(Stored records)
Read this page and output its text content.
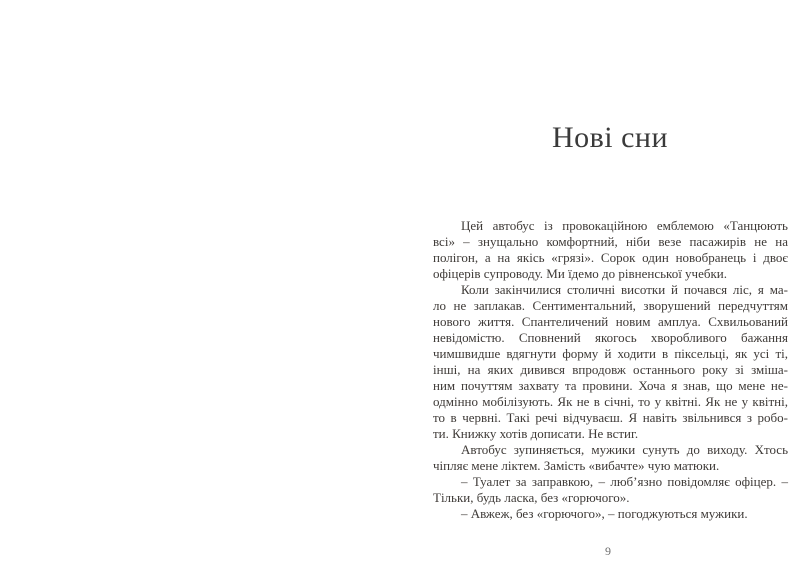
Нові сни
Цей автобус із провокаційною емблемою «Танцюють
всі» – знущально комфортний, ніби везе пасажирів не на
полігон, а на якісь «грязі». Сорок один новобранець і двоє
офіцерів супроводу. Ми їдемо до рівненської учебки.
Коли закінчилися столичні висотки й почався ліс, я ма-
ло не заплакав. Сентиментальний, зворушений передчуттям
нового життя. Спантеличений новим амплуа. Схвильований
невідомістю. Сповнений якогось хворобливого бажання
чимшвидше вдягнути форму й ходити в піксельці, як усі ті,
інші, на яких дивився впродовж останнього року зі зміша-
ним почуттям захвату та провини. Хоча я знав, що мене не-
одмінно мобілізують. Як не в січні, то у квітні. Як не у квітні,
то в червні. Такі речі відчуваєш. Я навіть звільнився з робо-
ти. Книжку хотів дописати. Не встиг.
Автобус зупиняється, мужики сунуть до виходу. Хтось
чіпляє мене ліктем. Замість «вибачте» чую матюки.
– Туалет за заправкою, – люб’язно повідомляє офіцер. –
Тільки, будь ласка, без «горючого».
– Авжеж, без «горючого», – погоджуються мужики.
9
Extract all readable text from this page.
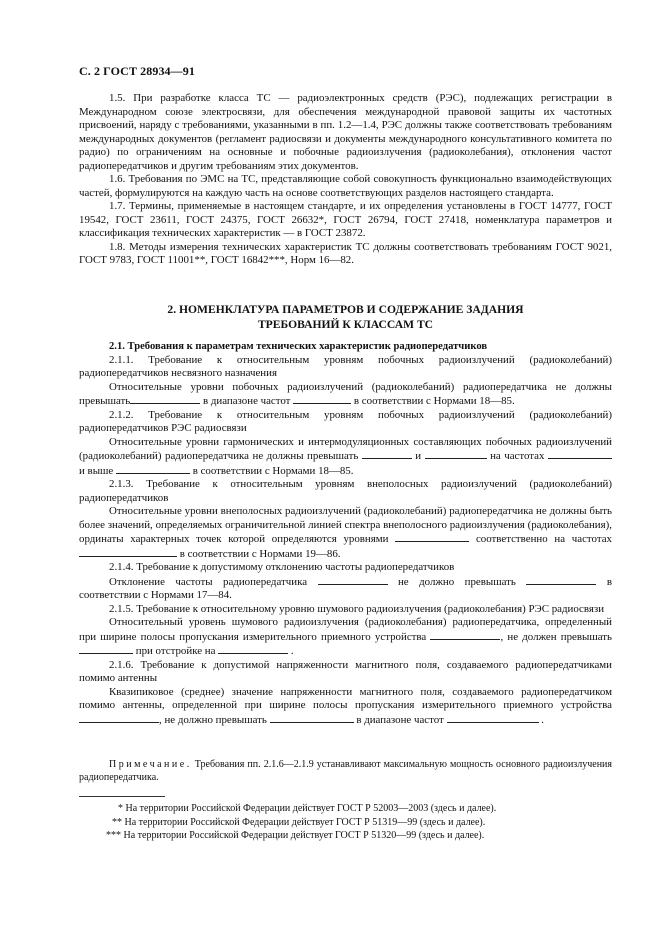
С. 2 ГОСТ 28934—91

1.5. При разработке класса ТС — радиоэлектронных средств (РЭС), подлежащих регистрации в Международном союзе электросвязи, для обеспечения международной правовой защиты их частотных присвоений, наряду с требованиями, указанными в пп. 1.2—1.4, РЭС должны также соответствовать требованиям международных документов (регламент радиосвязи и документы международного консультативного комитета по радио) по ограничениям на основные и побочные радиоизлучения (радиоколебания), отклонения частот радиопередатчиков и другим требованиям этих документов.

1.6. Требования по ЭМС на ТС, представляющие собой совокупность функционально взаимодействующих частей, формулируются на каждую часть на основе соответствующих разделов настоящего стандарта.

1.7. Термины, применяемые в настоящем стандарте, и их определения установлены в ГОСТ 14777, ГОСТ 19542, ГОСТ 23611, ГОСТ 24375, ГОСТ 26632*, ГОСТ 26794, ГОСТ 27418, номенклатура параметров и классификация технических характеристик — в ГОСТ 23872.

1.8. Методы измерения технических характеристик ТС должны соответствовать требованиям ГОСТ 9021, ГОСТ 9783, ГОСТ 11001**, ГОСТ 16842***, Норм 16—82.

2. НОМЕНКЛАТУРА ПАРАМЕТРОВ И СОДЕРЖАНИЕ ЗАДАНИЯ

ТРЕБОВАНИЙ К КЛАССАМ ТС

2.1. Требования к параметрам технических характеристик радиопередатчиков

2.1.1. Требование к относительным уровням побочных радиоизлучений (радиоколебаний) радиопередатчиков несвязного назначения

Относительные уровни побочных радиоизлучений (радиоколебаний) радиопередатчика не должны превышать	в диапазоне частот	в соответствии с Нормами 18—85.

2.1.2. Требование к относительным уровням побочных радиоизлучений (радиоколебаний) радиопередатчиков РЭС радиосвязи

Относительные уровни гармонических и интермодуляционных составляющих побочных радиоизлучений (радиоколебаний) радиопередатчика не должны превышать	и	на частотах  и выше	в соответствии с Нормами 18—85.

2.1.3. Требование к относительным уровням внеполосных радиоизлучений (радиоколебаний) радиопередатчиков

Относительные уровни внеполосных радиоизлучений (радиоколебаний) радиопередатчика не должны быть более значений, определяемых ограничительной линией спектра внеполосного радиоизлучения (радиоколебания), ординаты характерных точек которой определяются уровнями	соответственно на частотах  в соответствии с Нормами 19—86.

2.1.4. Требование к допустимому отклонению частоты радиопередатчиков

Отклонение частоты радиопередатчика	не должно превышать	в соответствии с Нормами 17—84.

2.1.5. Требование к относительному уровню шумового радиоизлучения (радиоколебания) РЭС радиосвязи

Относительный уровень шумового радиоизлучения (радиоколебания) радиопередатчика, определенный при ширине полосы пропускания измерительного приемного устройства	, не должен превышать  при отстройке на	.

2.1.6. Требование к допустимой напряженности магнитного поля, создаваемого радиопередатчиками помимо антенны

Квазипиковое (среднее) значение напряженности магнитного поля, создаваемого радиопередатчиком помимо антенны, определенной при ширине полосы пропускания измерительного приемного устройства , не должно превышать	в диапазоне частот	.

Примечание. Требования пп. 2.1.6—2.1.9 устанавливают максимальную мощность основного радиоизлучения радиопередатчика.

* На территории Российской Федерации действует ГОСТ Р 52003—2003 (здесь и далее).
** На территории Российской Федерации действует ГОСТ Р 51319—99 (здесь и далее).
*** На территории Российской Федерации действует ГОСТ Р 51320—99 (здесь и далее).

TASK PROMPT ▸ Go through the data and gather every line that holds "антенны".

OUTPUT ▸
2.1.6. Требование к допустимой напряженности магнитного поля, создаваемого радиопередатчиками помимо антенны
Квазипиковое (среднее) значение напряженности магнитного поля, создаваемого радиопередатчиком помимо антенны, определенной при ширине полосы пропускания измерительного приемного устройства , не должно превышать	в диапазоне частот	.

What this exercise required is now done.